| Prompt |
Could every line of the data be printed exactly as it reads?

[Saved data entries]
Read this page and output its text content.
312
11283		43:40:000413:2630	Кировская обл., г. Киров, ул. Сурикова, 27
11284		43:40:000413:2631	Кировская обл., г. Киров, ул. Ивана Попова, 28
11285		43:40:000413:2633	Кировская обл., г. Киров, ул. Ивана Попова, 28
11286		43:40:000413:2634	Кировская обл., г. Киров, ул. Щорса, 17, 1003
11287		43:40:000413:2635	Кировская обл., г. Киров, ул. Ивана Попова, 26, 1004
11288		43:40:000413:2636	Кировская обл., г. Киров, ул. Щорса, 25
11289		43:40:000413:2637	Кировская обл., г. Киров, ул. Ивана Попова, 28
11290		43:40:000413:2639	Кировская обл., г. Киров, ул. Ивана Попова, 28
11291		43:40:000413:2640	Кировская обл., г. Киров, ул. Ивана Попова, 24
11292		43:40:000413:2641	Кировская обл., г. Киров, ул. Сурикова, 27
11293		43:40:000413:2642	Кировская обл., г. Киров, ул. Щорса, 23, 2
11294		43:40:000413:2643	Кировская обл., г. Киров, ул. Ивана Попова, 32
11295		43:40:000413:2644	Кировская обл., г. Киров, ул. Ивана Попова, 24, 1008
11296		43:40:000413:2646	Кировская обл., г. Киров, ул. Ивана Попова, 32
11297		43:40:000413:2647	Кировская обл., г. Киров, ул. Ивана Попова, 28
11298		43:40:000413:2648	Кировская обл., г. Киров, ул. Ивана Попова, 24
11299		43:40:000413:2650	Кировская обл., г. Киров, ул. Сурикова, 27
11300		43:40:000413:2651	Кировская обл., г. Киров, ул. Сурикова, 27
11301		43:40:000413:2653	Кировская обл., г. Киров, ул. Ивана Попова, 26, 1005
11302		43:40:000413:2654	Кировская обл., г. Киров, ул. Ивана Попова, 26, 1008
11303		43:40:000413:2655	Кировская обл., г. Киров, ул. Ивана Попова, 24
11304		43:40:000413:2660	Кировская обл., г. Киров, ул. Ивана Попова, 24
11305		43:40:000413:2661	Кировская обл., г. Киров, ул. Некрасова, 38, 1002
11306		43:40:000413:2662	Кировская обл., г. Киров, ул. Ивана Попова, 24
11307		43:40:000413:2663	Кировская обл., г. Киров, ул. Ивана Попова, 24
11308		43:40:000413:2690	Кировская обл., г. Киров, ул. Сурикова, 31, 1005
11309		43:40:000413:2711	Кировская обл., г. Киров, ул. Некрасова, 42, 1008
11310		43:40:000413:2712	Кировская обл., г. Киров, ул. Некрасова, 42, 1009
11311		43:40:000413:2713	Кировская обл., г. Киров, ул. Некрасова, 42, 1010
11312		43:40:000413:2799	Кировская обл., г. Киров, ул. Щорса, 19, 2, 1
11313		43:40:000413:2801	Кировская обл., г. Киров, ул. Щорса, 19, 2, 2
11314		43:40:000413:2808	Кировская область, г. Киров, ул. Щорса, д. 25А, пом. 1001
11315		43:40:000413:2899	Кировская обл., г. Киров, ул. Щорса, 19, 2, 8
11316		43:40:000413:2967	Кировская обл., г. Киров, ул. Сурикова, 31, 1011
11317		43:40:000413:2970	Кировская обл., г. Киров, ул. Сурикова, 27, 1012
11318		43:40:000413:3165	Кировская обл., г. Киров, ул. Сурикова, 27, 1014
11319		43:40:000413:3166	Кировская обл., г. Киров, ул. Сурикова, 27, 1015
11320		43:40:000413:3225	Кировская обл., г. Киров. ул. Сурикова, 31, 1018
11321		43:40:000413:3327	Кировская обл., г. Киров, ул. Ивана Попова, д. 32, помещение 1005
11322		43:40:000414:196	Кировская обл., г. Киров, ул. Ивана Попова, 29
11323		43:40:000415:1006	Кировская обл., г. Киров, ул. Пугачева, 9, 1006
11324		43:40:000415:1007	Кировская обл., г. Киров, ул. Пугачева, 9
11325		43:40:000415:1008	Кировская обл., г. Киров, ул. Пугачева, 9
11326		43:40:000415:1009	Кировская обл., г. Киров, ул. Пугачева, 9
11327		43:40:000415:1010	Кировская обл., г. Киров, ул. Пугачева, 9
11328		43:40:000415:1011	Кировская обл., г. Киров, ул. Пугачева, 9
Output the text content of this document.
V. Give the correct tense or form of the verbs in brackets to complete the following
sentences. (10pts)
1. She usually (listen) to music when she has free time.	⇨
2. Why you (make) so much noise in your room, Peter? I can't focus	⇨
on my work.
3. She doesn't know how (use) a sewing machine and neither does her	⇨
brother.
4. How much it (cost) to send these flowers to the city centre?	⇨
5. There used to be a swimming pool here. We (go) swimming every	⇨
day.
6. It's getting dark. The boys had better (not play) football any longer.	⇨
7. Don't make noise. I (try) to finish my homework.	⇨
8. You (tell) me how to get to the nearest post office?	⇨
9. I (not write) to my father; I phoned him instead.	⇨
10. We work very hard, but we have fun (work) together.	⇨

| Task solution |
Read this page and output its text content.
312
11283		43:40:000413:2630	Кировская обл., г. Киров, ул. Сурикова, 27
11284		43:40:000413:2631	Кировская обл., г. Киров, ул. Ивана Попова, 28
11285		43:40:000413:2633	Кировская обл., г. Киров, ул. Ивана Попова, 28
11286		43:40:000413:2634	Кировская обл., г. Киров, ул. Щорса, 17, 1003
11287		43:40:000413:2635	Кировская обл., г. Киров, ул. Ивана Попова, 26, 1004
11288		43:40:000413:2636	Кировская обл., г. Киров, ул. Щорса, 25
11289		43:40:000413:2637	Кировская обл., г. Киров, ул. Ивана Попова, 28
11290		43:40:000413:2639	Кировская обл., г. Киров, ул. Ивана Попова, 28
11291		43:40:000413:2640	Кировская обл., г. Киров, ул. Ивана Попова, 24
11292		43:40:000413:2641	Кировская обл., г. Киров, ул. Сурикова, 27
11293		43:40:000413:2642	Кировская обл., г. Киров, ул. Щорса, 23, 2
11294		43:40:000413:2643	Кировская обл., г. Киров, ул. Ивана Попова, 32
11295		43:40:000413:2644	Кировская обл., г. Киров, ул. Ивана Попова, 24, 1008
11296		43:40:000413:2646	Кировская обл., г. Киров, ул. Ивана Попова, 32
11297		43:40:000413:2647	Кировская обл., г. Киров, ул. Ивана Попова, 28
11298		43:40:000413:2648	Кировская обл., г. Киров, ул. Ивана Попова, 24
11299		43:40:000413:2650	Кировская обл., г. Киров, ул. Сурикова, 27
11300		43:40:000413:2651	Кировская обл., г. Киров, ул. Сурикова, 27
11301		43:40:000413:2653	Кировская обл., г. Киров, ул. Ивана Попова, 26, 1005
11302		43:40:000413:2654	Кировская обл., г. Киров, ул. Ивана Попова, 26, 1008
11303		43:40:000413:2655	Кировская обл., г. Киров, ул. Ивана Попова, 24
11304		43:40:000413:2660	Кировская обл., г. Киров, ул. Ивана Попова, 24
11305		43:40:000413:2661	Кировская обл., г. Киров, ул. Некрасова, 38, 1002
11306		43:40:000413:2662	Кировская обл., г. Киров, ул. Ивана Попова, 24
11307		43:40:000413:2663	Кировская обл., г. Киров, ул. Ивана Попова, 24
11308		43:40:000413:2690	Кировская обл., г. Киров, ул. Сурикова, 31, 1005
11309		43:40:000413:2711	Кировская обл., г. Киров, ул. Некрасова, 42, 1008
11310		43:40:000413:2712	Кировская обл., г. Киров, ул. Некрасова, 42, 1009
11311		43:40:000413:2713	Кировская обл., г. Киров, ул. Некрасова, 42, 1010
11312		43:40:000413:2799	Кировская обл., г. Киров, ул. Щорса, 19, 2, 1
11313		43:40:000413:2801	Кировская обл., г. Киров, ул. Щорса, 19, 2, 2
11314		43:40:000413:2808	Кировская область, г. Киров, ул. Щорса, д. 25А, пом. 1001
11315		43:40:000413:2899	Кировская обл., г. Киров, ул. Щорса, 19, 2, 8
11316		43:40:000413:2967	Кировская обл., г. Киров, ул. Сурикова, 31, 1011
11317		43:40:000413:2970	Кировская обл., г. Киров, ул. Сурикова, 27, 1012
11318		43:40:000413:3165	Кировская обл., г. Киров, ул. Сурикова, 27, 1014
11319		43:40:000413:3166	Кировская обл., г. Киров, ул. Сурикова, 27, 1015
11320		43:40:000413:3225	Кировская обл., г. Киров. ул. Сурикова, 31, 1018
11321		43:40:000413:3327	Кировская обл., г. Киров, ул. Ивана Попова, д. 32, помещение 1005
11322		43:40:000414:196	Кировская обл., г. Киров, ул. Ивана Попова, 29
11323		43:40:000415:1006	Кировская обл., г. Киров, ул. Пугачева, 9, 1006
11324		43:40:000415:1007	Кировская обл., г. Киров, ул. Пугачева, 9
11325		43:40:000415:1008	Кировская обл., г. Киров, ул. Пугачева, 9
11326		43:40:000415:1009	Кировская обл., г. Киров, ул. Пугачева, 9
11327		43:40:000415:1010	Кировская обл., г. Киров, ул. Пугачева, 9
11328		43:40:000415:1011	Кировская обл., г. Киров, ул. Пугачева, 9
Output the text content of this document.
V. Give the correct tense or form of the verbs in brackets to complete the following
sentences. (10pts)
1. She usually (listen) to music when she has free time.	⇨
2. Why you (make) so much noise in your room, Peter? I can't focus	⇨
on my work.
3. She doesn't know how (use) a sewing machine and neither does her	⇨
brother.
4. How much it (cost) to send these flowers to the city centre?	⇨
5. There used to be a swimming pool here. We (go) swimming every	⇨
day.
6. It's getting dark. The boys had better (not play) football any longer.	⇨
7. Don't make noise. I (try) to finish my homework.	⇨
8. You (tell) me how to get to the nearest post office?	⇨
9. I (not write) to my father; I phoned him instead.	⇨
10. We work very hard, but we have fun (work) together.	⇨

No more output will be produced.